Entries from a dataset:
-- Begin --

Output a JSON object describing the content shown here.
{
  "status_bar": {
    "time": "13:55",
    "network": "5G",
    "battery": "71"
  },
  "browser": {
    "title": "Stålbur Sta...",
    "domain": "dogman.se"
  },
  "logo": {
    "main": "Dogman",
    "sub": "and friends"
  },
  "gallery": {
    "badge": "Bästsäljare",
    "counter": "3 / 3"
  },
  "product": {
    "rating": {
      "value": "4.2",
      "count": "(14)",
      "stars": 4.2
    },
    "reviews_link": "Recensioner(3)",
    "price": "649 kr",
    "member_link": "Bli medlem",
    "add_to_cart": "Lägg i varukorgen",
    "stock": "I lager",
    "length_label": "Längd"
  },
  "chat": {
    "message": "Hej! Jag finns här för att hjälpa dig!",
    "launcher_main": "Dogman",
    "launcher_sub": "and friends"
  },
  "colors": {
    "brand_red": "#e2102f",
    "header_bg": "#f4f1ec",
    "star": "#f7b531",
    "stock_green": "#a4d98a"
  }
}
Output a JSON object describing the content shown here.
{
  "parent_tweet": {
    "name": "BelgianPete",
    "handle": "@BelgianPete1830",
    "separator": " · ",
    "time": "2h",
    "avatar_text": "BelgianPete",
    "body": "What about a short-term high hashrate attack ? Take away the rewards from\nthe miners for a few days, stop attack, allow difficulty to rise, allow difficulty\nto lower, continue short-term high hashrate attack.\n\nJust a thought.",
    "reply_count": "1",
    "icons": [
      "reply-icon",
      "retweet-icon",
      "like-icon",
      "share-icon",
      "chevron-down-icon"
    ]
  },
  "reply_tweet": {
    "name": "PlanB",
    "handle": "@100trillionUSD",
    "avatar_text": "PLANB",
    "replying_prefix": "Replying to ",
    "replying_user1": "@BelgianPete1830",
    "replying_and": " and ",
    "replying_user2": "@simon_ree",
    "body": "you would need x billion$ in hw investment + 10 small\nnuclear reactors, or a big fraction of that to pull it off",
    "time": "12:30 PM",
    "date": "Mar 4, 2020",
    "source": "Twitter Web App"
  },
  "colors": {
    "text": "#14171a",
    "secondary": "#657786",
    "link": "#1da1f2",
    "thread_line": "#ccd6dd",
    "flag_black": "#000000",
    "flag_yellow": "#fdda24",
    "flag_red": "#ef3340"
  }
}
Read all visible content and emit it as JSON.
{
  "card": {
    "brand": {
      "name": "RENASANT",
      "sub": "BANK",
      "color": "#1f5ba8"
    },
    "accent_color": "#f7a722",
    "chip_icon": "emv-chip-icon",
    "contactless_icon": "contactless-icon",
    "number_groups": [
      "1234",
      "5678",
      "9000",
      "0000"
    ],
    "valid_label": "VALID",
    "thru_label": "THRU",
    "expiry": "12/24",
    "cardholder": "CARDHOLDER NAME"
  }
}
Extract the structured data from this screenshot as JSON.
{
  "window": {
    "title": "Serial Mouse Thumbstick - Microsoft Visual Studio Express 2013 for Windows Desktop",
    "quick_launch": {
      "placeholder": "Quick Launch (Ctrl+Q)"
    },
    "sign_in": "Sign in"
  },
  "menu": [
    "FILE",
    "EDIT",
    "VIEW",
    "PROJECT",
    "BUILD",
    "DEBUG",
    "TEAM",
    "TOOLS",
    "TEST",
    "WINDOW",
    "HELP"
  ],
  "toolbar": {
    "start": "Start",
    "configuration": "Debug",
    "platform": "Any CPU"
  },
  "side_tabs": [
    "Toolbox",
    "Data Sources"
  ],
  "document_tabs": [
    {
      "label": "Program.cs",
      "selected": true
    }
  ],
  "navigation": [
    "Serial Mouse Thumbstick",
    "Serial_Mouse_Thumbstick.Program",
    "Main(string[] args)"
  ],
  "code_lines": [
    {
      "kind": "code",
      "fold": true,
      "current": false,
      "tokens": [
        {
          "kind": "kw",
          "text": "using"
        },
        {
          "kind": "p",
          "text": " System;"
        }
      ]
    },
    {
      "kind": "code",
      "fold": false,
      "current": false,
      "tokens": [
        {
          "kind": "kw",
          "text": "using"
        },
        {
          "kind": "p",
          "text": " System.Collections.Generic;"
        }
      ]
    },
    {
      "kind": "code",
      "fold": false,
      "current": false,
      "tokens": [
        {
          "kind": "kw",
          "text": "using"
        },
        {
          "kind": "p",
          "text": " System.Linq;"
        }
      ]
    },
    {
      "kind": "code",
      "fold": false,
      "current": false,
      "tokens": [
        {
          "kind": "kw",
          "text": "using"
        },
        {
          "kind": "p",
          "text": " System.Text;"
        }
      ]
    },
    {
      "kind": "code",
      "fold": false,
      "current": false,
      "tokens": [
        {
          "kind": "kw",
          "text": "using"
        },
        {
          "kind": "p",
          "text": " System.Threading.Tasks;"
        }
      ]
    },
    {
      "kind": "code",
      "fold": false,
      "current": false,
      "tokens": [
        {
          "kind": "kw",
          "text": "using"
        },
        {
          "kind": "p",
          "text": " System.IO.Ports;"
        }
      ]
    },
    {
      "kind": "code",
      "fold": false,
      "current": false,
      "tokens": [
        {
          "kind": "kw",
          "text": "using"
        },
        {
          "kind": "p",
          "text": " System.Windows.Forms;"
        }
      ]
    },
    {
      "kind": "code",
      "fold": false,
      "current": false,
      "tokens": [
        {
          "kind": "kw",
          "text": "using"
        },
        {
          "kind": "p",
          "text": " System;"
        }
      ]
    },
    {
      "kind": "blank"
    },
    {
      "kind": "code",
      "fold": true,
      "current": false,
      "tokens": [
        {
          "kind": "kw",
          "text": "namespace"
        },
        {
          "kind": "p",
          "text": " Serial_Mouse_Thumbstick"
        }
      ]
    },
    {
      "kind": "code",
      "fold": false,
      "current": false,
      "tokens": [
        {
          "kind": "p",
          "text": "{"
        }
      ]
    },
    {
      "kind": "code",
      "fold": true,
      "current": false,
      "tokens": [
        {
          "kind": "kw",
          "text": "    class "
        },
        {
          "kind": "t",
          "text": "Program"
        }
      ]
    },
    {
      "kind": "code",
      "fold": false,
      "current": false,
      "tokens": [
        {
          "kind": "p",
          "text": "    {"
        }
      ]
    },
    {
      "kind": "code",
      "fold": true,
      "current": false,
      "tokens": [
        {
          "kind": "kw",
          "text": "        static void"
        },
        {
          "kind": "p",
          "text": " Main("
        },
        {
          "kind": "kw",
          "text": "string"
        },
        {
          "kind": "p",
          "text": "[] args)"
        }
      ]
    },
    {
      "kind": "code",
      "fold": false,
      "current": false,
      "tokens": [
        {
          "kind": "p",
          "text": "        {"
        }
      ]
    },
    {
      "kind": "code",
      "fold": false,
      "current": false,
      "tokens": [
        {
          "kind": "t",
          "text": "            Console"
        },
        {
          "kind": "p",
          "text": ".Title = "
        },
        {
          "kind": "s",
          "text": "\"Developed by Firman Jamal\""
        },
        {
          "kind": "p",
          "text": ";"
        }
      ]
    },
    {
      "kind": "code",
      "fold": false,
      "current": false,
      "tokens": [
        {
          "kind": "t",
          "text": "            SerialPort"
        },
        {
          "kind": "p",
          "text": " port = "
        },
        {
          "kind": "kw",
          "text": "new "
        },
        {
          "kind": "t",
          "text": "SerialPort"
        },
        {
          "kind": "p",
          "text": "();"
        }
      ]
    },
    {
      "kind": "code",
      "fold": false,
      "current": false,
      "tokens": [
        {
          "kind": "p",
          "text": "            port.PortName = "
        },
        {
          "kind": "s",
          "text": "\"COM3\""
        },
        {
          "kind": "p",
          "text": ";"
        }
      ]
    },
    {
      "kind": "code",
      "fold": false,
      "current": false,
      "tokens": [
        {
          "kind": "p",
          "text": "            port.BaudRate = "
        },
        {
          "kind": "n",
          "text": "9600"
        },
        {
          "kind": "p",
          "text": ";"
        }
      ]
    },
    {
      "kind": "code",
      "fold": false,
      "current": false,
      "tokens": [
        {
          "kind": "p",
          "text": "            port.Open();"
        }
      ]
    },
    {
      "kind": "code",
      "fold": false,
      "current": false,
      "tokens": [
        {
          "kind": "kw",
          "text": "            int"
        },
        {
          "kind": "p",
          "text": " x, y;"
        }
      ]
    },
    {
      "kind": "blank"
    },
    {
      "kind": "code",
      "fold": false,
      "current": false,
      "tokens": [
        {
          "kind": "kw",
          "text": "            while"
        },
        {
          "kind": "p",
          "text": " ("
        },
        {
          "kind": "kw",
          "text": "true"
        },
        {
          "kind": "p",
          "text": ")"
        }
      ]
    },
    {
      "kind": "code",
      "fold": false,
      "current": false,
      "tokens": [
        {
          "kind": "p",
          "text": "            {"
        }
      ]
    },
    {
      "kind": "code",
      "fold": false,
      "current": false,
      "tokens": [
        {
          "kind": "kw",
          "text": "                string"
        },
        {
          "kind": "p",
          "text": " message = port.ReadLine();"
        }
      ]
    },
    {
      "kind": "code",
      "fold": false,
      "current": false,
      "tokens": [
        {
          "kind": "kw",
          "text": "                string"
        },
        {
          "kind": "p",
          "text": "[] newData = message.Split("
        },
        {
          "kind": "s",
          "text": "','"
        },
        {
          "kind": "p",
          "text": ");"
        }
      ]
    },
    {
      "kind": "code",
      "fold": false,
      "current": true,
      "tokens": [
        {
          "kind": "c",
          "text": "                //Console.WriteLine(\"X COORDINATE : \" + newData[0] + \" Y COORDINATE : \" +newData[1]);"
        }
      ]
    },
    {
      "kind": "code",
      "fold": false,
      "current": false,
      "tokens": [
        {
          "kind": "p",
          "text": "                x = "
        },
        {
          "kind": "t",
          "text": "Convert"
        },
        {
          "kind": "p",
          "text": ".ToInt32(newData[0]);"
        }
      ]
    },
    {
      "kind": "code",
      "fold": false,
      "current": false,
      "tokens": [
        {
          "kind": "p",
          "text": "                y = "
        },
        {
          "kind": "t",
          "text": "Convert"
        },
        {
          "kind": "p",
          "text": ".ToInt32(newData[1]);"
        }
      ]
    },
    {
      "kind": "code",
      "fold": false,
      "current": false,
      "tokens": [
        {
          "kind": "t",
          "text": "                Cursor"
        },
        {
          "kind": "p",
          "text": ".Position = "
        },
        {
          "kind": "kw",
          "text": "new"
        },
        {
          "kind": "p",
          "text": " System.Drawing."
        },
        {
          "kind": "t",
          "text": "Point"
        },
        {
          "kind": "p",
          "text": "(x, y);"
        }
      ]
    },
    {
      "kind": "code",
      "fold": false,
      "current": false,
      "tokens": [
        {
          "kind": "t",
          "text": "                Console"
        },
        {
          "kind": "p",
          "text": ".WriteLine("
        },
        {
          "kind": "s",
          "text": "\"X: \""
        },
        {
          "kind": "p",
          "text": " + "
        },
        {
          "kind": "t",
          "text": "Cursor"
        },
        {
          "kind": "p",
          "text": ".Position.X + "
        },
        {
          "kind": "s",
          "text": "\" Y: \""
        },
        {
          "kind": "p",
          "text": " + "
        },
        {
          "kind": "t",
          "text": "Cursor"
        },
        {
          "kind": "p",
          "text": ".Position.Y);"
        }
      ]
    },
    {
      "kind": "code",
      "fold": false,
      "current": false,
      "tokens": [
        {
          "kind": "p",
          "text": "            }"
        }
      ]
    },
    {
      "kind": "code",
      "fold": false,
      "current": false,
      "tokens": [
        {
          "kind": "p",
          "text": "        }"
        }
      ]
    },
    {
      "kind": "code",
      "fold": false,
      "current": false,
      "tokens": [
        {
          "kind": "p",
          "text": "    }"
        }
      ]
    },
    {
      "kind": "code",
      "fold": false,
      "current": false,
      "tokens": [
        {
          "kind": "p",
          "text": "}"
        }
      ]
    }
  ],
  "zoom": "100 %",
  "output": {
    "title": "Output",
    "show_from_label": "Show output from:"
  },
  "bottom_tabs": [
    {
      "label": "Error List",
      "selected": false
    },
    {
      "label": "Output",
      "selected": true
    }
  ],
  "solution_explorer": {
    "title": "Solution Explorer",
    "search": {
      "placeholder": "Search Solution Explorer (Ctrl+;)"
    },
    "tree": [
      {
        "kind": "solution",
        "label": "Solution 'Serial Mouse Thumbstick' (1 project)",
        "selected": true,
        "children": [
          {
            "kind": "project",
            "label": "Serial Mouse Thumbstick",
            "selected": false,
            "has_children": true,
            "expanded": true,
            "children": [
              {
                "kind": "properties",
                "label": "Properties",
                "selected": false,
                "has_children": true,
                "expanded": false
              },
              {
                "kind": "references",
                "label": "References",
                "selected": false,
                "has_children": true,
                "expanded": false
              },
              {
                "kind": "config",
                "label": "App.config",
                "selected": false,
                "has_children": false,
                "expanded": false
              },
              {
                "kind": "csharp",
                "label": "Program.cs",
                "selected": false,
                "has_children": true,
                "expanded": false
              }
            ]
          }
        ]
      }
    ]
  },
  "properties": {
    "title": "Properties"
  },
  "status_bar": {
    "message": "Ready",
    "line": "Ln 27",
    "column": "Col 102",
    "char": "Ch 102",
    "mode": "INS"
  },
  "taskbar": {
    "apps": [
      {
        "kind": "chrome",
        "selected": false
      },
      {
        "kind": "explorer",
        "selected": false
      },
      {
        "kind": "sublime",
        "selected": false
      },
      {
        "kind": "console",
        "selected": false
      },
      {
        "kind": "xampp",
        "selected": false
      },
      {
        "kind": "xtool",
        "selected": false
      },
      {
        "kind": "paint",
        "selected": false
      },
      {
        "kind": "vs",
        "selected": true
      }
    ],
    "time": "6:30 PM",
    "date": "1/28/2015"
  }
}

-- End --

■ SET PROBLEM ■
Within the records, how many lines include "placeholder"? The answer is the number and nothing else.

■ WRITTEN ANSWER ■
2